Records contained in a dataset.
· · ·

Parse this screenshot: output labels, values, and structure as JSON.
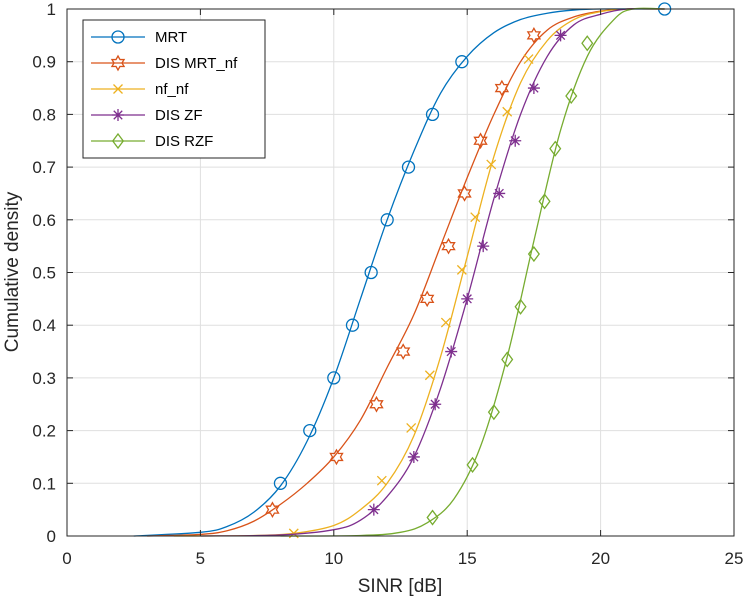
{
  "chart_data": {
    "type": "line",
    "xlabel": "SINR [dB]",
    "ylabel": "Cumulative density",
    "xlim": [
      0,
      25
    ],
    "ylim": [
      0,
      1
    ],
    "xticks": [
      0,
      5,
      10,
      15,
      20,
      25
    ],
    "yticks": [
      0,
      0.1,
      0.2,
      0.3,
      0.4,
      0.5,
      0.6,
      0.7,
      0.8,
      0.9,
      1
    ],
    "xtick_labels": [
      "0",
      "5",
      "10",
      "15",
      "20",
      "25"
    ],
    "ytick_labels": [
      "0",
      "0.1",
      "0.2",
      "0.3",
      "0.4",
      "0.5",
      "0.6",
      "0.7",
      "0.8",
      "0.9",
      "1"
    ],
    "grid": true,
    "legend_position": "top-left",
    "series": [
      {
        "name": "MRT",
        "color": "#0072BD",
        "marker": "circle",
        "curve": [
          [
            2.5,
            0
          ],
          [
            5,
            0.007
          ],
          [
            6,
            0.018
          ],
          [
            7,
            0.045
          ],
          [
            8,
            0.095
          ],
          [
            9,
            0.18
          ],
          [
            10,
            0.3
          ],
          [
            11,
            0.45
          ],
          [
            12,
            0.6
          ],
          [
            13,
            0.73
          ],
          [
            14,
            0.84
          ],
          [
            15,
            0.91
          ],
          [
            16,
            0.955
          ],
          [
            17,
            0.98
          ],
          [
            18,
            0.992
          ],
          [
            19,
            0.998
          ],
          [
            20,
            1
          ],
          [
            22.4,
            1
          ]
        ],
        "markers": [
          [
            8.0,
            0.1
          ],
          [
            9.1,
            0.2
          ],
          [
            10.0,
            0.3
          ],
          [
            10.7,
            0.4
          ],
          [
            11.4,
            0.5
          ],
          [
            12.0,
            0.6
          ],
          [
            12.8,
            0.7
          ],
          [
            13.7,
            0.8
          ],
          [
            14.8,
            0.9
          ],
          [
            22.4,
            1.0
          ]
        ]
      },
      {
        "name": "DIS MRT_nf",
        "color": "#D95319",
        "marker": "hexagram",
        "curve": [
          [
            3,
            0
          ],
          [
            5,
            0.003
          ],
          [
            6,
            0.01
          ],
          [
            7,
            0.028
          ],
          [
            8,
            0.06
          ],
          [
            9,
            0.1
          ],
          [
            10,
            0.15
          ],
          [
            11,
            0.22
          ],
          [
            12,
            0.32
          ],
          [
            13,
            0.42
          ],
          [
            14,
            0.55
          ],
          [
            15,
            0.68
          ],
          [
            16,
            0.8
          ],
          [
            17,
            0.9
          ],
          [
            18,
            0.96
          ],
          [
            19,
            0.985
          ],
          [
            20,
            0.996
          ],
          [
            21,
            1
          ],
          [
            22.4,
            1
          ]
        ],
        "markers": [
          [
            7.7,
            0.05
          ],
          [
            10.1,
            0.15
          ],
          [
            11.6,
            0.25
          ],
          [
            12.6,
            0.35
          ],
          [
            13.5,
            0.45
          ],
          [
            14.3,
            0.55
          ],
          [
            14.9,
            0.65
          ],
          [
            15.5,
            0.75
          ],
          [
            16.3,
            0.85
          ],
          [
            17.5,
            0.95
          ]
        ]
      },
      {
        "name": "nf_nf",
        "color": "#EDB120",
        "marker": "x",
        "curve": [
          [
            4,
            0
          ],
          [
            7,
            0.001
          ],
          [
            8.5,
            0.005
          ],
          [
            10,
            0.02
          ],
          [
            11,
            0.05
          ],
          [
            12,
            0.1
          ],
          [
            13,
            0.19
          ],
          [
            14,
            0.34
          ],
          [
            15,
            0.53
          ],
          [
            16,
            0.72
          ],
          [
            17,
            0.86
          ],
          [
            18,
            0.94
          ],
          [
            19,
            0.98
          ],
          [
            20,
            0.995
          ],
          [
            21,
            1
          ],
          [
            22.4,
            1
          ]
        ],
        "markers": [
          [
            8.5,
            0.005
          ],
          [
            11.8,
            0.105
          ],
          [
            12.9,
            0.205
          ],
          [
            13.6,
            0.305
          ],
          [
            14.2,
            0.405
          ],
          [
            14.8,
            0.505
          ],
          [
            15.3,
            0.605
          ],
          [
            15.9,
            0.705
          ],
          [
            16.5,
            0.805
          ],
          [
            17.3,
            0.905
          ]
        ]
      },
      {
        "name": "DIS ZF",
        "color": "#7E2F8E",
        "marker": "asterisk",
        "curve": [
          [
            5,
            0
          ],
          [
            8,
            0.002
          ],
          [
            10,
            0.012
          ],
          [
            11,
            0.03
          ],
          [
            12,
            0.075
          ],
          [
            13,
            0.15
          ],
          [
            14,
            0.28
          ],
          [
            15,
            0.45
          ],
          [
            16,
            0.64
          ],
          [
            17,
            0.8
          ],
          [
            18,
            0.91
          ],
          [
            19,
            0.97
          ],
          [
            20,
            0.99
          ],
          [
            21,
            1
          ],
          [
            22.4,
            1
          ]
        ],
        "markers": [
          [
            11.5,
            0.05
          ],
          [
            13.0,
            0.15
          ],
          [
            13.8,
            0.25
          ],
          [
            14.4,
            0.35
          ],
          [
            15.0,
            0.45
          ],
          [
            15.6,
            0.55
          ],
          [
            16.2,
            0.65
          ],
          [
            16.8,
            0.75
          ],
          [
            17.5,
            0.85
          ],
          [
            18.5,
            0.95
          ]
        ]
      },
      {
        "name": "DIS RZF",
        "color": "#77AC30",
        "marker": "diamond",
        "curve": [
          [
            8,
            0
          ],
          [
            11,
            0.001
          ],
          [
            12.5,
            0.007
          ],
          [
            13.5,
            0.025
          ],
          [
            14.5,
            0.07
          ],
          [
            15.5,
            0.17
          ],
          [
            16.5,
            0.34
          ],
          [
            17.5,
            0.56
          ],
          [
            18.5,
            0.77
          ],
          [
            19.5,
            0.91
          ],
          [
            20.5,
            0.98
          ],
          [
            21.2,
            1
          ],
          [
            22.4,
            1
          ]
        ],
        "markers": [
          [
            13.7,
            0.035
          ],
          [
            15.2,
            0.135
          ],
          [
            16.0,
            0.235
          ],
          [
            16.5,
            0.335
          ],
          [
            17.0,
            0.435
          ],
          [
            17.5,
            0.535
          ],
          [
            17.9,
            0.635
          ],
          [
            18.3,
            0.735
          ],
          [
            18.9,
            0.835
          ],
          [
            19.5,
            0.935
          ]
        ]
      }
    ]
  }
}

· · ·

Job. Quote each line of the listing exactly, but leave the pictures out.

Exercise result.
Parse this screenshot: output labels, values, and structure as JSON.
{
  "chart_data": {
    "type": "line",
    "xlabel": "SINR [dB]",
    "ylabel": "Cumulative density",
    "xlim": [
      0,
      25
    ],
    "ylim": [
      0,
      1
    ],
    "xticks": [
      0,
      5,
      10,
      15,
      20,
      25
    ],
    "yticks": [
      0,
      0.1,
      0.2,
      0.3,
      0.4,
      0.5,
      0.6,
      0.7,
      0.8,
      0.9,
      1
    ],
    "xtick_labels": [
      "0",
      "5",
      "10",
      "15",
      "20",
      "25"
    ],
    "ytick_labels": [
      "0",
      "0.1",
      "0.2",
      "0.3",
      "0.4",
      "0.5",
      "0.6",
      "0.7",
      "0.8",
      "0.9",
      "1"
    ],
    "grid": true,
    "legend_position": "top-left",
    "series": [
      {
        "name": "MRT",
        "color": "#0072BD",
        "marker": "circle",
        "curve": [
          [
            2.5,
            0
          ],
          [
            5,
            0.007
          ],
          [
            6,
            0.018
          ],
          [
            7,
            0.045
          ],
          [
            8,
            0.095
          ],
          [
            9,
            0.18
          ],
          [
            10,
            0.3
          ],
          [
            11,
            0.45
          ],
          [
            12,
            0.6
          ],
          [
            13,
            0.73
          ],
          [
            14,
            0.84
          ],
          [
            15,
            0.91
          ],
          [
            16,
            0.955
          ],
          [
            17,
            0.98
          ],
          [
            18,
            0.992
          ],
          [
            19,
            0.998
          ],
          [
            20,
            1
          ],
          [
            22.4,
            1
          ]
        ],
        "markers": [
          [
            8.0,
            0.1
          ],
          [
            9.1,
            0.2
          ],
          [
            10.0,
            0.3
          ],
          [
            10.7,
            0.4
          ],
          [
            11.4,
            0.5
          ],
          [
            12.0,
            0.6
          ],
          [
            12.8,
            0.7
          ],
          [
            13.7,
            0.8
          ],
          [
            14.8,
            0.9
          ],
          [
            22.4,
            1.0
          ]
        ]
      },
      {
        "name": "DIS MRT_nf",
        "color": "#D95319",
        "marker": "hexagram",
        "curve": [
          [
            3,
            0
          ],
          [
            5,
            0.003
          ],
          [
            6,
            0.01
          ],
          [
            7,
            0.028
          ],
          [
            8,
            0.06
          ],
          [
            9,
            0.1
          ],
          [
            10,
            0.15
          ],
          [
            11,
            0.22
          ],
          [
            12,
            0.32
          ],
          [
            13,
            0.42
          ],
          [
            14,
            0.55
          ],
          [
            15,
            0.68
          ],
          [
            16,
            0.8
          ],
          [
            17,
            0.9
          ],
          [
            18,
            0.96
          ],
          [
            19,
            0.985
          ],
          [
            20,
            0.996
          ],
          [
            21,
            1
          ],
          [
            22.4,
            1
          ]
        ],
        "markers": [
          [
            7.7,
            0.05
          ],
          [
            10.1,
            0.15
          ],
          [
            11.6,
            0.25
          ],
          [
            12.6,
            0.35
          ],
          [
            13.5,
            0.45
          ],
          [
            14.3,
            0.55
          ],
          [
            14.9,
            0.65
          ],
          [
            15.5,
            0.75
          ],
          [
            16.3,
            0.85
          ],
          [
            17.5,
            0.95
          ]
        ]
      },
      {
        "name": "nf_nf",
        "color": "#EDB120",
        "marker": "x",
        "curve": [
          [
            4,
            0
          ],
          [
            7,
            0.001
          ],
          [
            8.5,
            0.005
          ],
          [
            10,
            0.02
          ],
          [
            11,
            0.05
          ],
          [
            12,
            0.1
          ],
          [
            13,
            0.19
          ],
          [
            14,
            0.34
          ],
          [
            15,
            0.53
          ],
          [
            16,
            0.72
          ],
          [
            17,
            0.86
          ],
          [
            18,
            0.94
          ],
          [
            19,
            0.98
          ],
          [
            20,
            0.995
          ],
          [
            21,
            1
          ],
          [
            22.4,
            1
          ]
        ],
        "markers": [
          [
            8.5,
            0.005
          ],
          [
            11.8,
            0.105
          ],
          [
            12.9,
            0.205
          ],
          [
            13.6,
            0.305
          ],
          [
            14.2,
            0.405
          ],
          [
            14.8,
            0.505
          ],
          [
            15.3,
            0.605
          ],
          [
            15.9,
            0.705
          ],
          [
            16.5,
            0.805
          ],
          [
            17.3,
            0.905
          ]
        ]
      },
      {
        "name": "DIS ZF",
        "color": "#7E2F8E",
        "marker": "asterisk",
        "curve": [
          [
            5,
            0
          ],
          [
            8,
            0.002
          ],
          [
            10,
            0.012
          ],
          [
            11,
            0.03
          ],
          [
            12,
            0.075
          ],
          [
            13,
            0.15
          ],
          [
            14,
            0.28
          ],
          [
            15,
            0.45
          ],
          [
            16,
            0.64
          ],
          [
            17,
            0.8
          ],
          [
            18,
            0.91
          ],
          [
            19,
            0.97
          ],
          [
            20,
            0.99
          ],
          [
            21,
            1
          ],
          [
            22.4,
            1
          ]
        ],
        "markers": [
          [
            11.5,
            0.05
          ],
          [
            13.0,
            0.15
          ],
          [
            13.8,
            0.25
          ],
          [
            14.4,
            0.35
          ],
          [
            15.0,
            0.45
          ],
          [
            15.6,
            0.55
          ],
          [
            16.2,
            0.65
          ],
          [
            16.8,
            0.75
          ],
          [
            17.5,
            0.85
          ],
          [
            18.5,
            0.95
          ]
        ]
      },
      {
        "name": "DIS RZF",
        "color": "#77AC30",
        "marker": "diamond",
        "curve": [
          [
            8,
            0
          ],
          [
            11,
            0.001
          ],
          [
            12.5,
            0.007
          ],
          [
            13.5,
            0.025
          ],
          [
            14.5,
            0.07
          ],
          [
            15.5,
            0.17
          ],
          [
            16.5,
            0.34
          ],
          [
            17.5,
            0.56
          ],
          [
            18.5,
            0.77
          ],
          [
            19.5,
            0.91
          ],
          [
            20.5,
            0.98
          ],
          [
            21.2,
            1
          ],
          [
            22.4,
            1
          ]
        ],
        "markers": [
          [
            13.7,
            0.035
          ],
          [
            15.2,
            0.135
          ],
          [
            16.0,
            0.235
          ],
          [
            16.5,
            0.335
          ],
          [
            17.0,
            0.435
          ],
          [
            17.5,
            0.535
          ],
          [
            17.9,
            0.635
          ],
          [
            18.3,
            0.735
          ],
          [
            18.9,
            0.835
          ],
          [
            19.5,
            0.935
          ]
        ]
      }
    ]
  }
}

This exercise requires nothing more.